Entries supplied —
☆ ☆ ☆ ☆ ☆
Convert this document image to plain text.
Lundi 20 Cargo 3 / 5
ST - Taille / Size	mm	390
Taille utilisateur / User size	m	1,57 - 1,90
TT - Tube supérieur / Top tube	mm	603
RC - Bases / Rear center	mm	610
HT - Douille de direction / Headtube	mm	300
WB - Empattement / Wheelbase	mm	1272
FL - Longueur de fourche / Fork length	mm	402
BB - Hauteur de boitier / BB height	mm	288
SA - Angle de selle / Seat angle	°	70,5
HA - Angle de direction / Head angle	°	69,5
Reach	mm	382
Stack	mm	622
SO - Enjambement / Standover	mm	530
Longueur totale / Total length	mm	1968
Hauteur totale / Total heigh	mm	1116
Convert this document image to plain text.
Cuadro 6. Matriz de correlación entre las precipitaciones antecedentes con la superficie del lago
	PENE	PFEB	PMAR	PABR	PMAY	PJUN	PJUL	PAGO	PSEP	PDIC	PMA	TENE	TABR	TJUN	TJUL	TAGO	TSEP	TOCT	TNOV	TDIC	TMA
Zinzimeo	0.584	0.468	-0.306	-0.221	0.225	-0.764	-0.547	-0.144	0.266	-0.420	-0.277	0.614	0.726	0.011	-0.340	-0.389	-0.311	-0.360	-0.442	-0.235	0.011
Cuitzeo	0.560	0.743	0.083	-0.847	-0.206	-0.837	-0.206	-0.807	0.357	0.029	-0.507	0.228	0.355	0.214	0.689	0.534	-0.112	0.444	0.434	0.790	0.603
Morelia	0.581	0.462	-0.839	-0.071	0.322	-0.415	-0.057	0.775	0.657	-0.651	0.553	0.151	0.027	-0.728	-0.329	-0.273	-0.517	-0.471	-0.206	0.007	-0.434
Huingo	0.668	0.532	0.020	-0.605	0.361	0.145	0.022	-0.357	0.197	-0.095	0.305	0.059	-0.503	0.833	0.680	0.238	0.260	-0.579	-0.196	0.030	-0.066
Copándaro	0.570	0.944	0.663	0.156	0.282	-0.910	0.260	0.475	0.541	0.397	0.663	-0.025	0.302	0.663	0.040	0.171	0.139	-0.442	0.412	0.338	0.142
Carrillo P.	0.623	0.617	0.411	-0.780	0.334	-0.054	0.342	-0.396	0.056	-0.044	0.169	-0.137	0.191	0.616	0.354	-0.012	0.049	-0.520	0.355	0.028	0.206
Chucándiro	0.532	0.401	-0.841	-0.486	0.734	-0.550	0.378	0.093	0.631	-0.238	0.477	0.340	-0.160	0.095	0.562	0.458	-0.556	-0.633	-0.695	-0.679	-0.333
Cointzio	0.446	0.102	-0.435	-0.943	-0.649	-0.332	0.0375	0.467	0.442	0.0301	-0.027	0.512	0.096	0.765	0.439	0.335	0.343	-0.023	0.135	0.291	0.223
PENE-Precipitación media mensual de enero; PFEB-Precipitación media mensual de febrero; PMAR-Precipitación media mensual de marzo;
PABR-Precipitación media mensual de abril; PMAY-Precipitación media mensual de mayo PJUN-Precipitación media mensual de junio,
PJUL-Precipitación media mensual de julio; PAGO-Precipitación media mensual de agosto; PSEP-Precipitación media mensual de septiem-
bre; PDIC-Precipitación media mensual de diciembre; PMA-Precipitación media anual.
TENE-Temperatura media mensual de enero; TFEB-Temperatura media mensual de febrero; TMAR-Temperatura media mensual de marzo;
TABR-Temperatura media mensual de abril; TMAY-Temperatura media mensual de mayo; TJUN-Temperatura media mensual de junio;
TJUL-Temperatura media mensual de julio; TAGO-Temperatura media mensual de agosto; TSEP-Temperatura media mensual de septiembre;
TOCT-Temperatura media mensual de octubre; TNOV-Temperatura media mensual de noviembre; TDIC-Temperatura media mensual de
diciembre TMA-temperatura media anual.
☆ ☆ ☆ ☆ ☆
What you need to do —
Extract every entry in the listing word for word.

Solution for this exercise —
Convert this document image to plain text.
Lundi 20 Cargo 3 / 5
ST - Taille / Size	mm	390
Taille utilisateur / User size	m	1,57 - 1,90
TT - Tube supérieur / Top tube	mm	603
RC - Bases / Rear center	mm	610
HT - Douille de direction / Headtube	mm	300
WB - Empattement / Wheelbase	mm	1272
FL - Longueur de fourche / Fork length	mm	402
BB - Hauteur de boitier / BB height	mm	288
SA - Angle de selle / Seat angle	°	70,5
HA - Angle de direction / Head angle	°	69,5
Reach	mm	382
Stack	mm	622
SO - Enjambement / Standover	mm	530
Longueur totale / Total length	mm	1968
Hauteur totale / Total heigh	mm	1116
Convert this document image to plain text.
Cuadro 6. Matriz de correlación entre las precipitaciones antecedentes con la superficie del lago
	PENE	PFEB	PMAR	PABR	PMAY	PJUN	PJUL	PAGO	PSEP	PDIC	PMA	TENE	TABR	TJUN	TJUL	TAGO	TSEP	TOCT	TNOV	TDIC	TMA
Zinzimeo	0.584	0.468	-0.306	-0.221	0.225	-0.764	-0.547	-0.144	0.266	-0.420	-0.277	0.614	0.726	0.011	-0.340	-0.389	-0.311	-0.360	-0.442	-0.235	0.011
Cuitzeo	0.560	0.743	0.083	-0.847	-0.206	-0.837	-0.206	-0.807	0.357	0.029	-0.507	0.228	0.355	0.214	0.689	0.534	-0.112	0.444	0.434	0.790	0.603
Morelia	0.581	0.462	-0.839	-0.071	0.322	-0.415	-0.057	0.775	0.657	-0.651	0.553	0.151	0.027	-0.728	-0.329	-0.273	-0.517	-0.471	-0.206	0.007	-0.434
Huingo	0.668	0.532	0.020	-0.605	0.361	0.145	0.022	-0.357	0.197	-0.095	0.305	0.059	-0.503	0.833	0.680	0.238	0.260	-0.579	-0.196	0.030	-0.066
Copándaro	0.570	0.944	0.663	0.156	0.282	-0.910	0.260	0.475	0.541	0.397	0.663	-0.025	0.302	0.663	0.040	0.171	0.139	-0.442	0.412	0.338	0.142
Carrillo P.	0.623	0.617	0.411	-0.780	0.334	-0.054	0.342	-0.396	0.056	-0.044	0.169	-0.137	0.191	0.616	0.354	-0.012	0.049	-0.520	0.355	0.028	0.206
Chucándiro	0.532	0.401	-0.841	-0.486	0.734	-0.550	0.378	0.093	0.631	-0.238	0.477	0.340	-0.160	0.095	0.562	0.458	-0.556	-0.633	-0.695	-0.679	-0.333
Cointzio	0.446	0.102	-0.435	-0.943	-0.649	-0.332	0.0375	0.467	0.442	0.0301	-0.027	0.512	0.096	0.765	0.439	0.335	0.343	-0.023	0.135	0.291	0.223
PENE-Precipitación media mensual de enero; PFEB-Precipitación media mensual de febrero; PMAR-Precipitación media mensual de marzo;
PABR-Precipitación media mensual de abril; PMAY-Precipitación media mensual de mayo PJUN-Precipitación media mensual de junio,
PJUL-Precipitación media mensual de julio; PAGO-Precipitación media mensual de agosto; PSEP-Precipitación media mensual de septiem-
bre; PDIC-Precipitación media mensual de diciembre; PMA-Precipitación media anual.
TENE-Temperatura media mensual de enero; TFEB-Temperatura media mensual de febrero; TMAR-Temperatura media mensual de marzo;
TABR-Temperatura media mensual de abril; TMAY-Temperatura media mensual de mayo; TJUN-Temperatura media mensual de junio;
TJUL-Temperatura media mensual de julio; TAGO-Temperatura media mensual de agosto; TSEP-Temperatura media mensual de septiembre;
TOCT-Temperatura media mensual de octubre; TNOV-Temperatura media mensual de noviembre; TDIC-Temperatura media mensual de
diciembre TMA-temperatura media anual.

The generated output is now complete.